__Task__. Below are some records; reproduce them exactly.

__Records__.
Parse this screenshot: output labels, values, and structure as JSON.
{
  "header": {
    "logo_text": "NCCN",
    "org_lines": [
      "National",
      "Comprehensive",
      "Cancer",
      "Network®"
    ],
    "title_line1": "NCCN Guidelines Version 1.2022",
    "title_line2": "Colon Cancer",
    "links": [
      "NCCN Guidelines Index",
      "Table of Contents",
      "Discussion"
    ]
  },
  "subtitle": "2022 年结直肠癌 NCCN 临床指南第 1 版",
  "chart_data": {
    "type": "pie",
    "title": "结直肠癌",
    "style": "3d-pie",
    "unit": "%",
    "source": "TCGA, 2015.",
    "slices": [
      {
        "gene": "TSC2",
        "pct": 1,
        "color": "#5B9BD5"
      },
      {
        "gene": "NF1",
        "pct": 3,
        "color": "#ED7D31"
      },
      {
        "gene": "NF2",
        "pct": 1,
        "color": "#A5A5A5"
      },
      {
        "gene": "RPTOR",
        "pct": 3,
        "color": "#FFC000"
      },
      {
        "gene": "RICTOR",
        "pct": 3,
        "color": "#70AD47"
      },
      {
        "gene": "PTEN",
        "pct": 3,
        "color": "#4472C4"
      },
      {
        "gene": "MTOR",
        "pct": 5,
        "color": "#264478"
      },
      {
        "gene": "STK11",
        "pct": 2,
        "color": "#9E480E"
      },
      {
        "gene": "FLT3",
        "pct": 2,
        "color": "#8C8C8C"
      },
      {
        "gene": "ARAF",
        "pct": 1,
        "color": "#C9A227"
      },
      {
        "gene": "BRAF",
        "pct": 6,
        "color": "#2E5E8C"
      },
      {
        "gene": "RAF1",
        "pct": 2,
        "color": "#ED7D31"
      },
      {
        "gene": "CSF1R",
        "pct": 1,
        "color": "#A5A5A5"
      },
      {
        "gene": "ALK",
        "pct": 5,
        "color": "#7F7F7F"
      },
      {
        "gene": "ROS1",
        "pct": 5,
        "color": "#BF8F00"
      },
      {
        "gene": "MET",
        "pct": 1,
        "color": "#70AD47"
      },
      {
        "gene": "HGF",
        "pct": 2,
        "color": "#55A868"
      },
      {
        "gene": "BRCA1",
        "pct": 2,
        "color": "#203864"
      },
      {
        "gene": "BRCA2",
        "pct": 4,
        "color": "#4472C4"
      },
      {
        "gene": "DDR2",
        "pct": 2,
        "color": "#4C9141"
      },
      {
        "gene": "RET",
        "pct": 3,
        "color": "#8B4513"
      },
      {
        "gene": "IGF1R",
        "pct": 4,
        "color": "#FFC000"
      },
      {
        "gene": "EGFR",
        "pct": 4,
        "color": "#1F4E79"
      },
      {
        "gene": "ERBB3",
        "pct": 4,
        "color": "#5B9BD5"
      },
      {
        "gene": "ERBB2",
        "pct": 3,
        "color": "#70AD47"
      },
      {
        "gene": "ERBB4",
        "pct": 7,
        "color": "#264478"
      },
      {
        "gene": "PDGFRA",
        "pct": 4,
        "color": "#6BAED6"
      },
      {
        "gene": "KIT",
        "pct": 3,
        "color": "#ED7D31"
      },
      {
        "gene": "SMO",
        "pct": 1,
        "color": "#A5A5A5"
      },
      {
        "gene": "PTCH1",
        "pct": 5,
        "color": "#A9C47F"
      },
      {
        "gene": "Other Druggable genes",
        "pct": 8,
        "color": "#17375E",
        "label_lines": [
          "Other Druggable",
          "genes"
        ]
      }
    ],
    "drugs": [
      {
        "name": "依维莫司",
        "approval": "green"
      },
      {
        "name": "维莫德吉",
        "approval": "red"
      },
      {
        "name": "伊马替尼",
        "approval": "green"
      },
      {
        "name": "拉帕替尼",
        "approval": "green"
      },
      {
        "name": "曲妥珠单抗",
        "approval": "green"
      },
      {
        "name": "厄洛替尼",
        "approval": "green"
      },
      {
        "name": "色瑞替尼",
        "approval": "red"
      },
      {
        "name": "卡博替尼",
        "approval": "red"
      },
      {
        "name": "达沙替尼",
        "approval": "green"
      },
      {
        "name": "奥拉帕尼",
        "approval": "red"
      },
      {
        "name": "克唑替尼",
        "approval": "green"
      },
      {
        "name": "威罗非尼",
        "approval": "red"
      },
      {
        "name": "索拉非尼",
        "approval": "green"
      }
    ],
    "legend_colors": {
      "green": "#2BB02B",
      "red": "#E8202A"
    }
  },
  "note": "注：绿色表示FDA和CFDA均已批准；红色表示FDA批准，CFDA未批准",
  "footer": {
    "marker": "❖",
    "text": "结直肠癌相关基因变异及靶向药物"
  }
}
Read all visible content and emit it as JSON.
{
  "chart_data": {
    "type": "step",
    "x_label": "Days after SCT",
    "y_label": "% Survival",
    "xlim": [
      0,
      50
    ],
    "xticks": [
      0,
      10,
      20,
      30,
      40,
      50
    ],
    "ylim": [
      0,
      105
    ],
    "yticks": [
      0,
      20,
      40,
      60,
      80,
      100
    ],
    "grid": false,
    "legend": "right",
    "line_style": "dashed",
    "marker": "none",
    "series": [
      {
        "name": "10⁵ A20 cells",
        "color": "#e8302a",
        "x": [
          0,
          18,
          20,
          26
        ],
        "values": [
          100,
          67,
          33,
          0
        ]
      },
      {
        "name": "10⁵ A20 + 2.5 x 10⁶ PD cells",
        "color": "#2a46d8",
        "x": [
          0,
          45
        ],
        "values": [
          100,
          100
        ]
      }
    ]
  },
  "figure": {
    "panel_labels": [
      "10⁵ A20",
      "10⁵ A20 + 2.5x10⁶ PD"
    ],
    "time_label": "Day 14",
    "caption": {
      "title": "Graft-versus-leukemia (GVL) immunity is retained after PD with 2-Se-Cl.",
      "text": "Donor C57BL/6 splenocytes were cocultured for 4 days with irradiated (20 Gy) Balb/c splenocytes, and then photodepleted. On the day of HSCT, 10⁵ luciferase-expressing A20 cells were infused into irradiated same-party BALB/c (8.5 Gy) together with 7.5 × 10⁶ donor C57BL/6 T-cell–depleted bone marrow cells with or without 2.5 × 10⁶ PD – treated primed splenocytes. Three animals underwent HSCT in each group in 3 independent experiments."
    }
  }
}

__The completed task__.
Parse this screenshot: output labels, values, and structure as JSON.
{
  "header": {
    "logo_text": "NCCN",
    "org_lines": [
      "National",
      "Comprehensive",
      "Cancer",
      "Network®"
    ],
    "title_line1": "NCCN Guidelines Version 1.2022",
    "title_line2": "Colon Cancer",
    "links": [
      "NCCN Guidelines Index",
      "Table of Contents",
      "Discussion"
    ]
  },
  "subtitle": "2022 年结直肠癌 NCCN 临床指南第 1 版",
  "chart_data": {
    "type": "pie",
    "title": "结直肠癌",
    "style": "3d-pie",
    "unit": "%",
    "source": "TCGA, 2015.",
    "slices": [
      {
        "gene": "TSC2",
        "pct": 1,
        "color": "#5B9BD5"
      },
      {
        "gene": "NF1",
        "pct": 3,
        "color": "#ED7D31"
      },
      {
        "gene": "NF2",
        "pct": 1,
        "color": "#A5A5A5"
      },
      {
        "gene": "RPTOR",
        "pct": 3,
        "color": "#FFC000"
      },
      {
        "gene": "RICTOR",
        "pct": 3,
        "color": "#70AD47"
      },
      {
        "gene": "PTEN",
        "pct": 3,
        "color": "#4472C4"
      },
      {
        "gene": "MTOR",
        "pct": 5,
        "color": "#264478"
      },
      {
        "gene": "STK11",
        "pct": 2,
        "color": "#9E480E"
      },
      {
        "gene": "FLT3",
        "pct": 2,
        "color": "#8C8C8C"
      },
      {
        "gene": "ARAF",
        "pct": 1,
        "color": "#C9A227"
      },
      {
        "gene": "BRAF",
        "pct": 6,
        "color": "#2E5E8C"
      },
      {
        "gene": "RAF1",
        "pct": 2,
        "color": "#ED7D31"
      },
      {
        "gene": "CSF1R",
        "pct": 1,
        "color": "#A5A5A5"
      },
      {
        "gene": "ALK",
        "pct": 5,
        "color": "#7F7F7F"
      },
      {
        "gene": "ROS1",
        "pct": 5,
        "color": "#BF8F00"
      },
      {
        "gene": "MET",
        "pct": 1,
        "color": "#70AD47"
      },
      {
        "gene": "HGF",
        "pct": 2,
        "color": "#55A868"
      },
      {
        "gene": "BRCA1",
        "pct": 2,
        "color": "#203864"
      },
      {
        "gene": "BRCA2",
        "pct": 4,
        "color": "#4472C4"
      },
      {
        "gene": "DDR2",
        "pct": 2,
        "color": "#4C9141"
      },
      {
        "gene": "RET",
        "pct": 3,
        "color": "#8B4513"
      },
      {
        "gene": "IGF1R",
        "pct": 4,
        "color": "#FFC000"
      },
      {
        "gene": "EGFR",
        "pct": 4,
        "color": "#1F4E79"
      },
      {
        "gene": "ERBB3",
        "pct": 4,
        "color": "#5B9BD5"
      },
      {
        "gene": "ERBB2",
        "pct": 3,
        "color": "#70AD47"
      },
      {
        "gene": "ERBB4",
        "pct": 7,
        "color": "#264478"
      },
      {
        "gene": "PDGFRA",
        "pct": 4,
        "color": "#6BAED6"
      },
      {
        "gene": "KIT",
        "pct": 3,
        "color": "#ED7D31"
      },
      {
        "gene": "SMO",
        "pct": 1,
        "color": "#A5A5A5"
      },
      {
        "gene": "PTCH1",
        "pct": 5,
        "color": "#A9C47F"
      },
      {
        "gene": "Other Druggable genes",
        "pct": 8,
        "color": "#17375E",
        "label_lines": [
          "Other Druggable",
          "genes"
        ]
      }
    ],
    "drugs": [
      {
        "name": "依维莫司",
        "approval": "green"
      },
      {
        "name": "维莫德吉",
        "approval": "red"
      },
      {
        "name": "伊马替尼",
        "approval": "green"
      },
      {
        "name": "拉帕替尼",
        "approval": "green"
      },
      {
        "name": "曲妥珠单抗",
        "approval": "green"
      },
      {
        "name": "厄洛替尼",
        "approval": "green"
      },
      {
        "name": "色瑞替尼",
        "approval": "red"
      },
      {
        "name": "卡博替尼",
        "approval": "red"
      },
      {
        "name": "达沙替尼",
        "approval": "green"
      },
      {
        "name": "奥拉帕尼",
        "approval": "red"
      },
      {
        "name": "克唑替尼",
        "approval": "green"
      },
      {
        "name": "威罗非尼",
        "approval": "red"
      },
      {
        "name": "索拉非尼",
        "approval": "green"
      }
    ],
    "legend_colors": {
      "green": "#2BB02B",
      "red": "#E8202A"
    }
  },
  "note": "注：绿色表示FDA和CFDA均已批准；红色表示FDA批准，CFDA未批准",
  "footer": {
    "marker": "❖",
    "text": "结直肠癌相关基因变异及靶向药物"
  }
}
Read all visible content and emit it as JSON.
{
  "chart_data": {
    "type": "step",
    "x_label": "Days after SCT",
    "y_label": "% Survival",
    "xlim": [
      0,
      50
    ],
    "xticks": [
      0,
      10,
      20,
      30,
      40,
      50
    ],
    "ylim": [
      0,
      105
    ],
    "yticks": [
      0,
      20,
      40,
      60,
      80,
      100
    ],
    "grid": false,
    "legend": "right",
    "line_style": "dashed",
    "marker": "none",
    "series": [
      {
        "name": "10⁵ A20 cells",
        "color": "#e8302a",
        "x": [
          0,
          18,
          20,
          26
        ],
        "values": [
          100,
          67,
          33,
          0
        ]
      },
      {
        "name": "10⁵ A20 + 2.5 x 10⁶ PD cells",
        "color": "#2a46d8",
        "x": [
          0,
          45
        ],
        "values": [
          100,
          100
        ]
      }
    ]
  },
  "figure": {
    "panel_labels": [
      "10⁵ A20",
      "10⁵ A20 + 2.5x10⁶ PD"
    ],
    "time_label": "Day 14",
    "caption": {
      "title": "Graft-versus-leukemia (GVL) immunity is retained after PD with 2-Se-Cl.",
      "text": "Donor C57BL/6 splenocytes were cocultured for 4 days with irradiated (20 Gy) Balb/c splenocytes, and then photodepleted. On the day of HSCT, 10⁵ luciferase-expressing A20 cells were infused into irradiated same-party BALB/c (8.5 Gy) together with 7.5 × 10⁶ donor C57BL/6 T-cell–depleted bone marrow cells with or without 2.5 × 10⁶ PD – treated primed splenocytes. Three animals underwent HSCT in each group in 3 independent experiments."
    }
  }
}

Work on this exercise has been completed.